Task objective>
Find the lines holding the string "skimmers" in the data, then copy all of them.
--- Begin Extracted records ---
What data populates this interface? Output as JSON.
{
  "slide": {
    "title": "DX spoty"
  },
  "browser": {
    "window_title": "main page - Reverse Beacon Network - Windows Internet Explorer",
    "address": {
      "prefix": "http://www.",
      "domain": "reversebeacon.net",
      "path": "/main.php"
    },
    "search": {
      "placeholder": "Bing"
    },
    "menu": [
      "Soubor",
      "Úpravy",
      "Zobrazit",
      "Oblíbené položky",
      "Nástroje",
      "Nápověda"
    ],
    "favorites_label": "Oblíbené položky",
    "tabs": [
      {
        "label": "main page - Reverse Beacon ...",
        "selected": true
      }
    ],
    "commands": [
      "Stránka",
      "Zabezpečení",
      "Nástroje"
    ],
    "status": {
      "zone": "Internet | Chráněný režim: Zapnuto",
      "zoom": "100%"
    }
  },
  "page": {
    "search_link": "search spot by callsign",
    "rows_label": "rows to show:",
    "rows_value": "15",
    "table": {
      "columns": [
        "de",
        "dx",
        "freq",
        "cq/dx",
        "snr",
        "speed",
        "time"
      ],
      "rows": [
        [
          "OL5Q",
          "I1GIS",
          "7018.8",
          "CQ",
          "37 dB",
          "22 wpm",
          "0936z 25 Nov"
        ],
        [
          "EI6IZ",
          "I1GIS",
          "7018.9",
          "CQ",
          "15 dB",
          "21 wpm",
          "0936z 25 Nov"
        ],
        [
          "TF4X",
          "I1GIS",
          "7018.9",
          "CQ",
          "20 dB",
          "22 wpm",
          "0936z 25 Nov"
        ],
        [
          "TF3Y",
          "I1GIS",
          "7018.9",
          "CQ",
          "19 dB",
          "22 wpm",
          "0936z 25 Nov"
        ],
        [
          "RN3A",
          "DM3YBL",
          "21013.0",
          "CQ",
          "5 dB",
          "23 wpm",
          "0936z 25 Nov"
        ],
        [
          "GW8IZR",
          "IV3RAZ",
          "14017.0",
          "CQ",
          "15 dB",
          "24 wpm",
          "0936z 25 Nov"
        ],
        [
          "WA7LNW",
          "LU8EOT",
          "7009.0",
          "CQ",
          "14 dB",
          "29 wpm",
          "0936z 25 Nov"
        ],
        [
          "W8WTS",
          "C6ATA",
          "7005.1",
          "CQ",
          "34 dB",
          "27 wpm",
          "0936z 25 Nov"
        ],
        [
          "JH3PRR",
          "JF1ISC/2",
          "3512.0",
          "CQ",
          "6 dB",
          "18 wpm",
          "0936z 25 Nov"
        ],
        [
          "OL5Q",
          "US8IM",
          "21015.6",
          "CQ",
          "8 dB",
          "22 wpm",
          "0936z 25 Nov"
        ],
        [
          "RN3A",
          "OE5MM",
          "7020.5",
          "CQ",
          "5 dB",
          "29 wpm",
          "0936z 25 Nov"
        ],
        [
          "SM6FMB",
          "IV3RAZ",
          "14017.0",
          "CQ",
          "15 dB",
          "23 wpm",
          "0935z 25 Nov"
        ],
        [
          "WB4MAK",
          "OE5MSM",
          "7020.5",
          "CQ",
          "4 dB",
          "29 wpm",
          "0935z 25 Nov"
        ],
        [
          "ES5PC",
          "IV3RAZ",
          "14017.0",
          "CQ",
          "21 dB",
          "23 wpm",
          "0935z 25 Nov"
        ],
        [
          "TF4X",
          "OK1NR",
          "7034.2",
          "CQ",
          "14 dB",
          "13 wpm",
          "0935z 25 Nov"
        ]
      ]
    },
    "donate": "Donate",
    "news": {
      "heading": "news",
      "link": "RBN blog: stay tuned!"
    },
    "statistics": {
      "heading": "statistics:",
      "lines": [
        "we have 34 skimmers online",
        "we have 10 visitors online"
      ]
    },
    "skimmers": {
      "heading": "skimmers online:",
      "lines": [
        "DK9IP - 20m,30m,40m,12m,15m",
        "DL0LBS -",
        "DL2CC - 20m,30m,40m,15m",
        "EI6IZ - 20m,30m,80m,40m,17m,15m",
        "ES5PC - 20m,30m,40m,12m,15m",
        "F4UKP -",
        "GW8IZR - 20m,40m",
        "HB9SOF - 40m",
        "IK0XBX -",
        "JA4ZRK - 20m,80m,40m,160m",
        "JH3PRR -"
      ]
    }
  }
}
--- End Extracted records ---
Result of the task>
        "we have 34 skimmers online",
    "skimmers": {
      "heading": "skimmers online:",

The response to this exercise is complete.